- _WHAT IS BEING ASKED_: For each line of the data below that holds "name", copy the line.

- _PROVIDED RECORDS_:
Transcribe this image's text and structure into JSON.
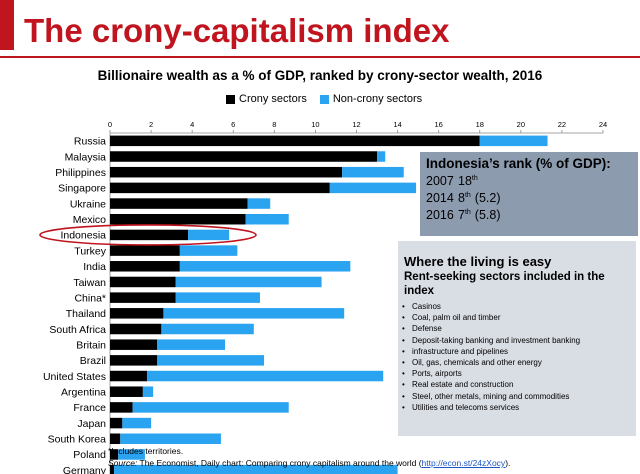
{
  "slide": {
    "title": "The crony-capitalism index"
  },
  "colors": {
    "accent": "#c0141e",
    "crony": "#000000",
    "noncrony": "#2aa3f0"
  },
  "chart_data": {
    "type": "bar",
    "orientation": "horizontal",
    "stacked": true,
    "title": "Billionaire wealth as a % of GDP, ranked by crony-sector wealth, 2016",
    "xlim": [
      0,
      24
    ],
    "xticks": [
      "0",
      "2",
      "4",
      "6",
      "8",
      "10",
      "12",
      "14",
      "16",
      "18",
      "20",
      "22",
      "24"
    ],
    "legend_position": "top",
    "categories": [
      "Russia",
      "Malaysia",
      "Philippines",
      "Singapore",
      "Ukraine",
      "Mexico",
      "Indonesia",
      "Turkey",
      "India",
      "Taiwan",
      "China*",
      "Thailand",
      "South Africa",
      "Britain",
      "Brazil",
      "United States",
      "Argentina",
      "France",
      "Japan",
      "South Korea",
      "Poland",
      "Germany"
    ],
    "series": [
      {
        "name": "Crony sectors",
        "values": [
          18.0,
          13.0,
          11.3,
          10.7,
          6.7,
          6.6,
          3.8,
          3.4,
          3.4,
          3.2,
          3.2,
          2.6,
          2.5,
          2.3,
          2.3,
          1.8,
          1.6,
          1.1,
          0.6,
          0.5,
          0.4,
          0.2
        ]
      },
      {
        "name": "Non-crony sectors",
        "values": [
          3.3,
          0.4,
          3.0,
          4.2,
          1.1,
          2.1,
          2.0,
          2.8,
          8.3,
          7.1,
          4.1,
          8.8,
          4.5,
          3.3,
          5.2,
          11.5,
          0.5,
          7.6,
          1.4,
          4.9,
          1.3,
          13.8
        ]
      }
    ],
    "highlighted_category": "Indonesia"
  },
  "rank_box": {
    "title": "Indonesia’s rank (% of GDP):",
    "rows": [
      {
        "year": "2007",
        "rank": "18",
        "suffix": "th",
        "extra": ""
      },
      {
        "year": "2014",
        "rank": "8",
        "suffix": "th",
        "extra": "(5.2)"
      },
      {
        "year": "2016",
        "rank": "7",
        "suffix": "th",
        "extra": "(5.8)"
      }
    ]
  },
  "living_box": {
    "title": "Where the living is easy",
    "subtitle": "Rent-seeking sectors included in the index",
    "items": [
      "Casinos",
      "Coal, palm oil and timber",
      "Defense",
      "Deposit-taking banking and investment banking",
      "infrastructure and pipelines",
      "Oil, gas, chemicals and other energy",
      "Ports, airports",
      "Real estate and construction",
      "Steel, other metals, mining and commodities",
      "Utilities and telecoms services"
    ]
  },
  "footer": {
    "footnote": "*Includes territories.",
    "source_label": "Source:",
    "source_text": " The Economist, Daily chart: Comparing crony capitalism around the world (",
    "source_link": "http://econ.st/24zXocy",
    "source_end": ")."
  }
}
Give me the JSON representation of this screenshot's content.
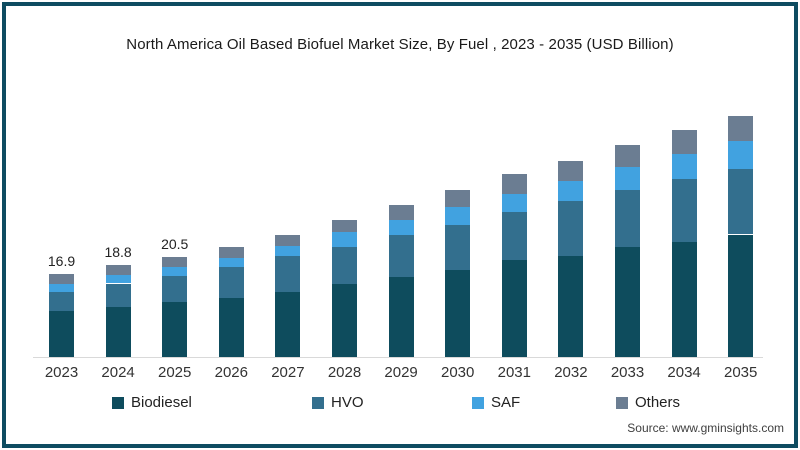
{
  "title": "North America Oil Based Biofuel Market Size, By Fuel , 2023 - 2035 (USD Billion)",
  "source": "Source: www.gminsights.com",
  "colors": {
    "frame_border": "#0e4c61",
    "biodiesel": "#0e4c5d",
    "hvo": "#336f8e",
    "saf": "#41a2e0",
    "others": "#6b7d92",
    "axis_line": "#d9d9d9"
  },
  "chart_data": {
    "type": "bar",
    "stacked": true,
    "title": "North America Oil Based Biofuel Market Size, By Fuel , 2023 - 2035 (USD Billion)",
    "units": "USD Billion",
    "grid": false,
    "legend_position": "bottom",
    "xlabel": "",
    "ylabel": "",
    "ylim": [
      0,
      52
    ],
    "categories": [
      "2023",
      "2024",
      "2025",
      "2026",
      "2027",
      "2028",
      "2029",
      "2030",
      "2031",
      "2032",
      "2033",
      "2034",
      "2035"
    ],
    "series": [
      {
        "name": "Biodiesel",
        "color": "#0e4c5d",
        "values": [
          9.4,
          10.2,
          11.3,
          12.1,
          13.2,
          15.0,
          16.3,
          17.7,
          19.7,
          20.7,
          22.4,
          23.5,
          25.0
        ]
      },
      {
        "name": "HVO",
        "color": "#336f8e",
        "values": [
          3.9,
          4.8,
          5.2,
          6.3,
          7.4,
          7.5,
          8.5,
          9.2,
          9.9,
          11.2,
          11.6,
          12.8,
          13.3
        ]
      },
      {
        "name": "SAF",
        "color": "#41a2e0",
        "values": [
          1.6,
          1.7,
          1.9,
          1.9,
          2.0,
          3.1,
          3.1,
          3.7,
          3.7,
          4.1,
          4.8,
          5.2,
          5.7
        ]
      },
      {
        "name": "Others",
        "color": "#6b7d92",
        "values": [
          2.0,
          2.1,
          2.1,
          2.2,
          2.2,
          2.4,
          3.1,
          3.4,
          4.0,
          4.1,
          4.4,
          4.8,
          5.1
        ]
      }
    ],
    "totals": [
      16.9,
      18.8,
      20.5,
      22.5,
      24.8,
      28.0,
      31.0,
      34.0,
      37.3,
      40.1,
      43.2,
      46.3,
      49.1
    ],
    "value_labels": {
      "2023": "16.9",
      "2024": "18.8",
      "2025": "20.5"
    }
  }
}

- _PROBLEM SOLUTION_:
        "name": "Crony sectors",
        "name": "Non-crony sectors",
        "name": "Biodiesel",
        "name": "HVO",
        "name": "SAF",
        "name": "Others",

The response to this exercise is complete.